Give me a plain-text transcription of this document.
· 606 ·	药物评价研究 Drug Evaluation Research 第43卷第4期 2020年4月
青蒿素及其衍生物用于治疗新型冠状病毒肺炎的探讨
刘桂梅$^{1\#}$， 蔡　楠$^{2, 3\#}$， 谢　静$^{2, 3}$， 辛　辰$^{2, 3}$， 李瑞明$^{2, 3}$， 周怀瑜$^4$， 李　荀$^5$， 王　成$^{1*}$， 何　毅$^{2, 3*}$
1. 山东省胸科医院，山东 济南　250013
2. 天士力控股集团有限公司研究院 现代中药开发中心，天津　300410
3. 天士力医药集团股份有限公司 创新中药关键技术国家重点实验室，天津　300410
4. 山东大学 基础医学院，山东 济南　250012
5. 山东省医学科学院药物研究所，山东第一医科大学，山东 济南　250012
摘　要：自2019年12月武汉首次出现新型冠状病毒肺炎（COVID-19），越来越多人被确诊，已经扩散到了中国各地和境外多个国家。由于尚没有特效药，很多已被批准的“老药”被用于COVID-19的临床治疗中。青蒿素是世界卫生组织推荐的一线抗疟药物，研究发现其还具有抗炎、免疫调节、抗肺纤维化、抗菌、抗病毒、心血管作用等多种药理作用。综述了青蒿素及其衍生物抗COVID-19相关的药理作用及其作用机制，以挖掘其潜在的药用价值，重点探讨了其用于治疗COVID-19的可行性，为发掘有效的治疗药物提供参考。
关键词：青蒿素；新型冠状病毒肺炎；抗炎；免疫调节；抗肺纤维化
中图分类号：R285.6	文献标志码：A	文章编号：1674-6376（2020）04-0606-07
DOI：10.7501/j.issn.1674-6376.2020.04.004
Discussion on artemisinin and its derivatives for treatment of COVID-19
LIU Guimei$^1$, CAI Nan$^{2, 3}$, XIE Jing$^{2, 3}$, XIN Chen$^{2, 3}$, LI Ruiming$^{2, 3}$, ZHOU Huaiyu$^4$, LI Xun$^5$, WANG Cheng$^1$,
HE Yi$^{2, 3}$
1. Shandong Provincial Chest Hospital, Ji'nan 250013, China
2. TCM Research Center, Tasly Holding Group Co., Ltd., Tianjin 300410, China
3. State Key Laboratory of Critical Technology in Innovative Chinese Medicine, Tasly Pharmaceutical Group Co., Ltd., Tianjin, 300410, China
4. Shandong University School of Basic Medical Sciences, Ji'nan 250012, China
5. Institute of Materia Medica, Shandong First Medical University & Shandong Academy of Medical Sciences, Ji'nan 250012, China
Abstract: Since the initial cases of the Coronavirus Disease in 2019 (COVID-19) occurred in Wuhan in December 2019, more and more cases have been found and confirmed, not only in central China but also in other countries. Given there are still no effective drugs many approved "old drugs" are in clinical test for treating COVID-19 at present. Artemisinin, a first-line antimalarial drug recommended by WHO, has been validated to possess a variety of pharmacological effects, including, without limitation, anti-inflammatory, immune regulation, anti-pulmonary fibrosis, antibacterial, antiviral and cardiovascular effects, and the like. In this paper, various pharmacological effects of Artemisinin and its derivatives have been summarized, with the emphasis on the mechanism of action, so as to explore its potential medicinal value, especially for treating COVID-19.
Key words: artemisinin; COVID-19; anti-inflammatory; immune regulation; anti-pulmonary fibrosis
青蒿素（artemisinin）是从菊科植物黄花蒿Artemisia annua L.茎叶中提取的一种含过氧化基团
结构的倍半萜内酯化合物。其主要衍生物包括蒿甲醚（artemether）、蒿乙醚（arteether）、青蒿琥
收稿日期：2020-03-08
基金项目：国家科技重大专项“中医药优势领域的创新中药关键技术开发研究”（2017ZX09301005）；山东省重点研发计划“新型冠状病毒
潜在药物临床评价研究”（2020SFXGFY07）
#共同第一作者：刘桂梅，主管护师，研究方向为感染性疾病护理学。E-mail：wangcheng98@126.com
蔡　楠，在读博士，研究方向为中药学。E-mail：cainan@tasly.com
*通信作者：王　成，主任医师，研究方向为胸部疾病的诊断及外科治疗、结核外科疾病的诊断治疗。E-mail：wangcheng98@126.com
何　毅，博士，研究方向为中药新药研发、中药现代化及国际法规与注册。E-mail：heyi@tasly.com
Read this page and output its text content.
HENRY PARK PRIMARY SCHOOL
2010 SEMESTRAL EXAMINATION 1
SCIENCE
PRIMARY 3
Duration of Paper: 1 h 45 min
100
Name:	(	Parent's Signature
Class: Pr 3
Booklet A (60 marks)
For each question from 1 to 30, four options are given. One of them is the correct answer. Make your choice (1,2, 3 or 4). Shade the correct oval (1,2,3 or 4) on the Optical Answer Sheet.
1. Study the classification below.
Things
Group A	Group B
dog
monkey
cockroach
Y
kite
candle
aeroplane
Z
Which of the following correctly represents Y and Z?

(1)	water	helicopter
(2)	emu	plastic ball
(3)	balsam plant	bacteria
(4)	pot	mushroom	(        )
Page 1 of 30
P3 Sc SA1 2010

**Exercise details**
The response must contain every entry, each one identical to the original.

**Exercise solution**
Give me a plain-text transcription of this document.
· 606 ·	药物评价研究 Drug Evaluation Research 第43卷第4期 2020年4月
青蒿素及其衍生物用于治疗新型冠状病毒肺炎的探讨
刘桂梅$^{1\#}$， 蔡　楠$^{2, 3\#}$， 谢　静$^{2, 3}$， 辛　辰$^{2, 3}$， 李瑞明$^{2, 3}$， 周怀瑜$^4$， 李　荀$^5$， 王　成$^{1*}$， 何　毅$^{2, 3*}$
1. 山东省胸科医院，山东 济南　250013
2. 天士力控股集团有限公司研究院 现代中药开发中心，天津　300410
3. 天士力医药集团股份有限公司 创新中药关键技术国家重点实验室，天津　300410
4. 山东大学 基础医学院，山东 济南　250012
5. 山东省医学科学院药物研究所，山东第一医科大学，山东 济南　250012
摘　要：自2019年12月武汉首次出现新型冠状病毒肺炎（COVID-19），越来越多人被确诊，已经扩散到了中国各地和境外多个国家。由于尚没有特效药，很多已被批准的“老药”被用于COVID-19的临床治疗中。青蒿素是世界卫生组织推荐的一线抗疟药物，研究发现其还具有抗炎、免疫调节、抗肺纤维化、抗菌、抗病毒、心血管作用等多种药理作用。综述了青蒿素及其衍生物抗COVID-19相关的药理作用及其作用机制，以挖掘其潜在的药用价值，重点探讨了其用于治疗COVID-19的可行性，为发掘有效的治疗药物提供参考。
关键词：青蒿素；新型冠状病毒肺炎；抗炎；免疫调节；抗肺纤维化
中图分类号：R285.6	文献标志码：A	文章编号：1674-6376（2020）04-0606-07
DOI：10.7501/j.issn.1674-6376.2020.04.004
Discussion on artemisinin and its derivatives for treatment of COVID-19
LIU Guimei$^1$, CAI Nan$^{2, 3}$, XIE Jing$^{2, 3}$, XIN Chen$^{2, 3}$, LI Ruiming$^{2, 3}$, ZHOU Huaiyu$^4$, LI Xun$^5$, WANG Cheng$^1$,
HE Yi$^{2, 3}$
1. Shandong Provincial Chest Hospital, Ji'nan 250013, China
2. TCM Research Center, Tasly Holding Group Co., Ltd., Tianjin 300410, China
3. State Key Laboratory of Critical Technology in Innovative Chinese Medicine, Tasly Pharmaceutical Group Co., Ltd., Tianjin, 300410, China
4. Shandong University School of Basic Medical Sciences, Ji'nan 250012, China
5. Institute of Materia Medica, Shandong First Medical University & Shandong Academy of Medical Sciences, Ji'nan 250012, China
Abstract: Since the initial cases of the Coronavirus Disease in 2019 (COVID-19) occurred in Wuhan in December 2019, more and more cases have been found and confirmed, not only in central China but also in other countries. Given there are still no effective drugs many approved "old drugs" are in clinical test for treating COVID-19 at present. Artemisinin, a first-line antimalarial drug recommended by WHO, has been validated to possess a variety of pharmacological effects, including, without limitation, anti-inflammatory, immune regulation, anti-pulmonary fibrosis, antibacterial, antiviral and cardiovascular effects, and the like. In this paper, various pharmacological effects of Artemisinin and its derivatives have been summarized, with the emphasis on the mechanism of action, so as to explore its potential medicinal value, especially for treating COVID-19.
Key words: artemisinin; COVID-19; anti-inflammatory; immune regulation; anti-pulmonary fibrosis
青蒿素（artemisinin）是从菊科植物黄花蒿Artemisia annua L.茎叶中提取的一种含过氧化基团
结构的倍半萜内酯化合物。其主要衍生物包括蒿甲醚（artemether）、蒿乙醚（arteether）、青蒿琥
收稿日期：2020-03-08
基金项目：国家科技重大专项“中医药优势领域的创新中药关键技术开发研究”（2017ZX09301005）；山东省重点研发计划“新型冠状病毒
潜在药物临床评价研究”（2020SFXGFY07）
#共同第一作者：刘桂梅，主管护师，研究方向为感染性疾病护理学。E-mail：wangcheng98@126.com
蔡　楠，在读博士，研究方向为中药学。E-mail：cainan@tasly.com
*通信作者：王　成，主任医师，研究方向为胸部疾病的诊断及外科治疗、结核外科疾病的诊断治疗。E-mail：wangcheng98@126.com
何　毅，博士，研究方向为中药新药研发、中药现代化及国际法规与注册。E-mail：heyi@tasly.com
Read this page and output its text content.
HENRY PARK PRIMARY SCHOOL
2010 SEMESTRAL EXAMINATION 1
SCIENCE
PRIMARY 3
Duration of Paper: 1 h 45 min
100
Name:	(	Parent's Signature
Class: Pr 3
Booklet A (60 marks)
For each question from 1 to 30, four options are given. One of them is the correct answer. Make your choice (1,2, 3 or 4). Shade the correct oval (1,2,3 or 4) on the Optical Answer Sheet.
1. Study the classification below.
Things
Group A	Group B
dog
monkey
cockroach
Y
kite
candle
aeroplane
Z
Which of the following correctly represents Y and Z?

(1)	water	helicopter
(2)	emu	plastic ball
(3)	balsam plant	bacteria
(4)	pot	mushroom	(        )
Page 1 of 30
P3 Sc SA1 2010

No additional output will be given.